Without including any pictures, copy each entry below exactly.

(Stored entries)

☆ ☆ ☆ ☆ ☆ ☆ ☆

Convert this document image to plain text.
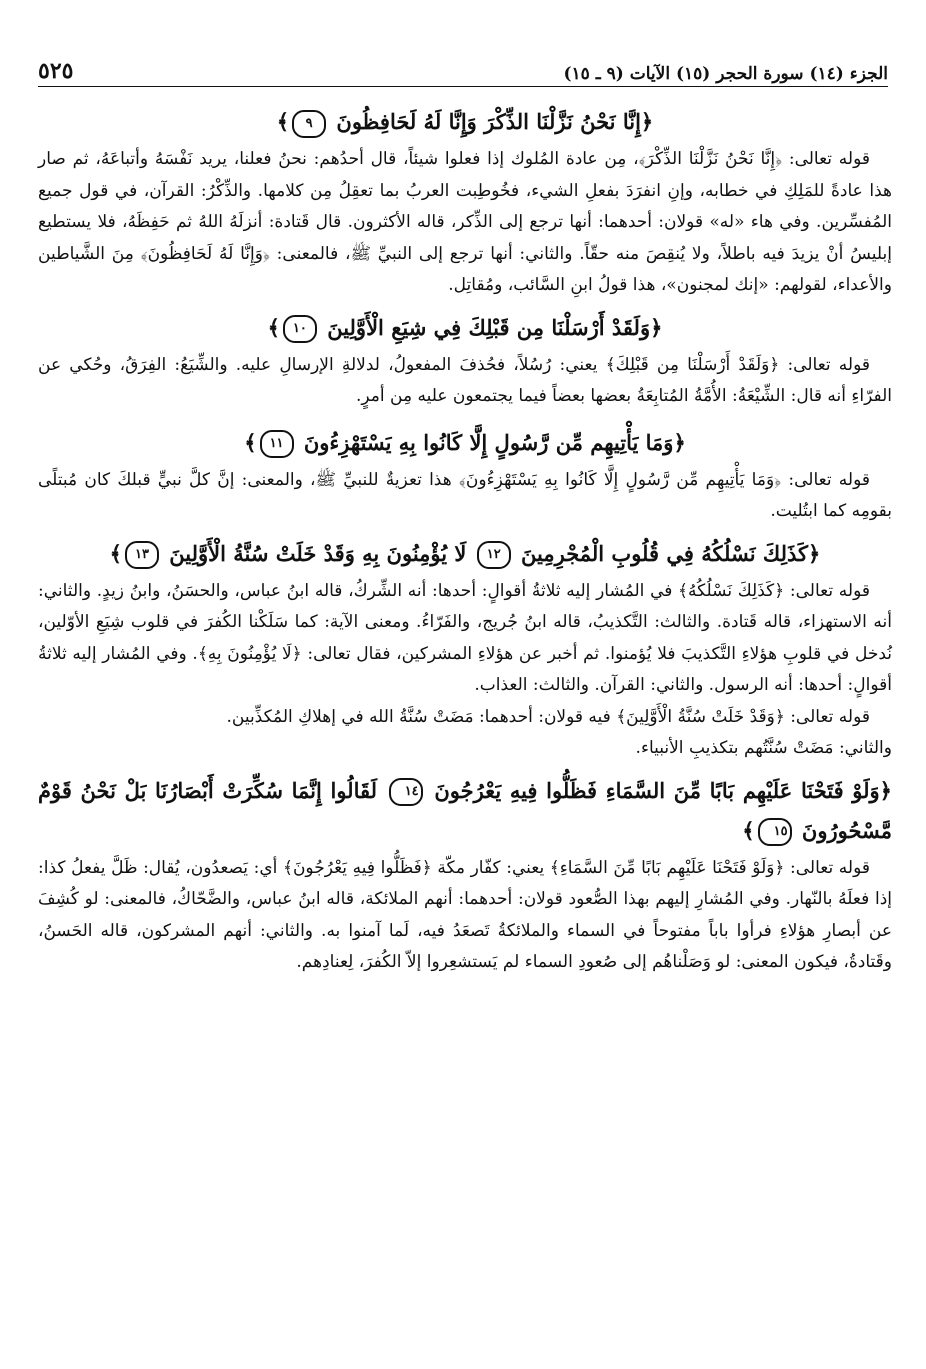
الجزء (١٤) سورة الحجر (١٥) الآيات (٩ ـ ١٥)
٥٢٥
﴿إِنَّا نَحْنُ نَزَّلْنَا الذِّكْرَ وَإِنَّا لَهُ لَحَافِظُونَ ٩﴾

قوله تعالى: ﴿إِنَّا نَحْنُ نَزَّلْنَا الذِّكْرَ﴾، مِن عادة المُلوك إذا فعلوا شيئاً، قال أحدُهم: نحنُ فعلنا، يريد نَفْسَهُ وأتباعَهُ، ثم صار هذا عادةً للمَلِكِ في خطابه، وإنِ انفرَدَ بفعلِ الشيء، فخُوطِبت العربُ بما تعقِلُ مِن كلامها. والذِّكْرُ: القرآن، في قول جميع المُفسِّرين. وفي هاء «له» قولان: أحدهما: أنها ترجع إلى الذِّكر، قاله الأكثرون. قال قَتادة: أنزلَهُ اللهُ ثم حَفِظَهُ، فلا يستطيع إبليسُ أنْ يزيدَ فيه باطلاً، ولا يُنقِصَ منه حقّاً. والثاني: أنها ترجع إلى النبيِّ ﷺ، فالمعنى: ﴿وَإِنَّا لَهُ لَحَافِظُونَ﴾ مِنَ الشَّياطين والأعداء، لقولهم: «إنك لمجنون»، هذا قولُ ابنِ السَّائب، ومُقاتِل.

﴿وَلَقَدْ أَرْسَلْنَا مِن قَبْلِكَ فِي شِيَعِ الْأَوَّلِينَ ١٠﴾

قوله تعالى: ﴿وَلَقَدْ أَرْسَلْنَا مِن قَبْلِكَ﴾ يعني: رُسُلاً، فحُذفَ المفعولُ، لدلالةِ الإرسالِ عليه. والشِّيَعُ: الفِرَقُ، وحُكي عن الفرّاءِ أنه قال: الشِّيْعَةُ: الأُمَّةُ المُتابِعَةُ بعضها بعضاً فيما يجتمعون عليه مِن أمرٍ.

﴿وَمَا يَأْتِيهِم مِّن رَّسُولٍ إِلَّا كَانُوا بِهِ يَسْتَهْزِءُونَ ١١﴾

قوله تعالى: ﴿وَمَا يَأْتِيهِم مِّن رَّسُولٍ إِلَّا كَانُوا بِهِ يَسْتَهْزِءُونَ﴾ هذا تعزيةٌ للنبيِّ ﷺ، والمعنى: إنَّ كلَّ نبيٍّ قبلكَ كان مُبتلًى بقومِه كما ابتُليت.

﴿كَذَلِكَ نَسْلُكُهُ فِي قُلُوبِ الْمُجْرِمِينَ ١٢ لَا يُؤْمِنُونَ بِهِ وَقَدْ خَلَتْ سُنَّةُ الْأَوَّلِينَ ١٣﴾

قوله تعالى: ﴿كَذَلِكَ نَسْلُكُهُ﴾ في المُشار إليه ثلاثةُ أقوالٍ: أحدها: أنه الشِّركُ، قاله ابنُ عباس، والحسَنُ، وابنُ زيدٍ. والثاني: أنه الاستهزاء، قاله قَتادة. والثالث: التَّكذيبُ، قاله ابنُ جُريج، والفَرّاءُ. ومعنى الآية: كما سَلَكْنا الكُفرَ في قلوب شِيَعِ الأوّلين، نُدخل في قلوبِ هؤلاءِ التَّكذيبَ فلا يُؤمنوا. ثم أخبر عن هؤلاءِ المشركين، فقال تعالى: ﴿لَا يُؤْمِنُونَ بِهِ﴾. وفي المُشار إليه ثلاثةُ أقوالٍ: أحدها: أنه الرسول. والثاني: القرآن. والثالث: العذاب.

قوله تعالى: ﴿وَقَدْ خَلَتْ سُنَّةُ الْأَوَّلِينَ﴾ فيه قولان: أحدهما: مَضَتْ سُنَّةُ الله في إهلاكِ المُكذِّبين.

والثاني: مَضَتْ سُنَّتُهم بتكذيبِ الأنبياء.

﴿وَلَوْ فَتَحْنَا عَلَيْهِم بَابًا مِّنَ السَّمَاءِ فَظَلُّوا فِيهِ يَعْرُجُونَ ١٤ لَقَالُوا إِنَّمَا سُكِّرَتْ أَبْصَارُنَا بَلْ نَحْنُ قَوْمٌ مَّسْحُورُونَ ١٥﴾

قوله تعالى: ﴿وَلَوْ فَتَحْنَا عَلَيْهِم بَابًا مِّنَ السَّمَاءِ﴾ يعني: كفّار مكّة ﴿فَظَلُّوا فِيهِ يَعْرُجُونَ﴾ أي: يَصعدُون، يُقال: ظَلَّ يفعلُ كذا: إذا فعلَهُ بالنّهار. وفي المُشارِ إليهم بهذا الصُّعود قولان: أحدهما: أنهم الملائكة، قاله ابنُ عباس، والضَّحّاكُ، فالمعنى: لو كُشِفَ عن أبصارِ هؤلاءِ فرأوا باباً مفتوحاً في السماء والملائكةُ تَصعَدُ فيه، لَما آمنوا به. والثاني: أنهم المشركون، قاله الحَسنُ، وقَتادةُ، فيكون المعنى: لو وَصَلْناهُم إلى صُعودِ السماء لم يَستشعِروا إلاّ الكُفرَ، لِعنادِهم.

☆ ☆ ☆ ☆ ☆ ☆ ☆

OUTPUT
Convert this document image to plain text.
الجزء (١٤) سورة الحجر (١٥) الآيات (٩ ـ ١٥)
٥٢٥
﴿إِنَّا نَحْنُ نَزَّلْنَا الذِّكْرَ وَإِنَّا لَهُ لَحَافِظُونَ ٩﴾

قوله تعالى: ﴿إِنَّا نَحْنُ نَزَّلْنَا الذِّكْرَ﴾، مِن عادة المُلوك إذا فعلوا شيئاً، قال أحدُهم: نحنُ فعلنا، يريد نَفْسَهُ وأتباعَهُ، ثم صار هذا عادةً للمَلِكِ في خطابه، وإنِ انفرَدَ بفعلِ الشيء، فخُوطِبت العربُ بما تعقِلُ مِن كلامها. والذِّكْرُ: القرآن، في قول جميع المُفسِّرين. وفي هاء «له» قولان: أحدهما: أنها ترجع إلى الذِّكر، قاله الأكثرون. قال قَتادة: أنزلَهُ اللهُ ثم حَفِظَهُ، فلا يستطيع إبليسُ أنْ يزيدَ فيه باطلاً، ولا يُنقِصَ منه حقّاً. والثاني: أنها ترجع إلى النبيِّ ﷺ، فالمعنى: ﴿وَإِنَّا لَهُ لَحَافِظُونَ﴾ مِنَ الشَّياطين والأعداء، لقولهم: «إنك لمجنون»، هذا قولُ ابنِ السَّائب، ومُقاتِل.

﴿وَلَقَدْ أَرْسَلْنَا مِن قَبْلِكَ فِي شِيَعِ الْأَوَّلِينَ ١٠﴾

قوله تعالى: ﴿وَلَقَدْ أَرْسَلْنَا مِن قَبْلِكَ﴾ يعني: رُسُلاً، فحُذفَ المفعولُ، لدلالةِ الإرسالِ عليه. والشِّيَعُ: الفِرَقُ، وحُكي عن الفرّاءِ أنه قال: الشِّيْعَةُ: الأُمَّةُ المُتابِعَةُ بعضها بعضاً فيما يجتمعون عليه مِن أمرٍ.

﴿وَمَا يَأْتِيهِم مِّن رَّسُولٍ إِلَّا كَانُوا بِهِ يَسْتَهْزِءُونَ ١١﴾

قوله تعالى: ﴿وَمَا يَأْتِيهِم مِّن رَّسُولٍ إِلَّا كَانُوا بِهِ يَسْتَهْزِءُونَ﴾ هذا تعزيةٌ للنبيِّ ﷺ، والمعنى: إنَّ كلَّ نبيٍّ قبلكَ كان مُبتلًى بقومِه كما ابتُليت.

﴿كَذَلِكَ نَسْلُكُهُ فِي قُلُوبِ الْمُجْرِمِينَ ١٢ لَا يُؤْمِنُونَ بِهِ وَقَدْ خَلَتْ سُنَّةُ الْأَوَّلِينَ ١٣﴾

قوله تعالى: ﴿كَذَلِكَ نَسْلُكُهُ﴾ في المُشار إليه ثلاثةُ أقوالٍ: أحدها: أنه الشِّركُ، قاله ابنُ عباس، والحسَنُ، وابنُ زيدٍ. والثاني: أنه الاستهزاء، قاله قَتادة. والثالث: التَّكذيبُ، قاله ابنُ جُريج، والفَرّاءُ. ومعنى الآية: كما سَلَكْنا الكُفرَ في قلوب شِيَعِ الأوّلين، نُدخل في قلوبِ هؤلاءِ التَّكذيبَ فلا يُؤمنوا. ثم أخبر عن هؤلاءِ المشركين، فقال تعالى: ﴿لَا يُؤْمِنُونَ بِهِ﴾. وفي المُشار إليه ثلاثةُ أقوالٍ: أحدها: أنه الرسول. والثاني: القرآن. والثالث: العذاب.

قوله تعالى: ﴿وَقَدْ خَلَتْ سُنَّةُ الْأَوَّلِينَ﴾ فيه قولان: أحدهما: مَضَتْ سُنَّةُ الله في إهلاكِ المُكذِّبين.

والثاني: مَضَتْ سُنَّتُهم بتكذيبِ الأنبياء.

﴿وَلَوْ فَتَحْنَا عَلَيْهِم بَابًا مِّنَ السَّمَاءِ فَظَلُّوا فِيهِ يَعْرُجُونَ ١٤ لَقَالُوا إِنَّمَا سُكِّرَتْ أَبْصَارُنَا بَلْ نَحْنُ قَوْمٌ مَّسْحُورُونَ ١٥﴾

قوله تعالى: ﴿وَلَوْ فَتَحْنَا عَلَيْهِم بَابًا مِّنَ السَّمَاءِ﴾ يعني: كفّار مكّة ﴿فَظَلُّوا فِيهِ يَعْرُجُونَ﴾ أي: يَصعدُون، يُقال: ظَلَّ يفعلُ كذا: إذا فعلَهُ بالنّهار. وفي المُشارِ إليهم بهذا الصُّعود قولان: أحدهما: أنهم الملائكة، قاله ابنُ عباس، والضَّحّاكُ، فالمعنى: لو كُشِفَ عن أبصارِ هؤلاءِ فرأوا باباً مفتوحاً في السماء والملائكةُ تَصعَدُ فيه، لَما آمنوا به. والثاني: أنهم المشركون، قاله الحَسنُ، وقَتادةُ، فيكون المعنى: لو وَصَلْناهُم إلى صُعودِ السماء لم يَستشعِروا إلاّ الكُفرَ، لِعنادِهم.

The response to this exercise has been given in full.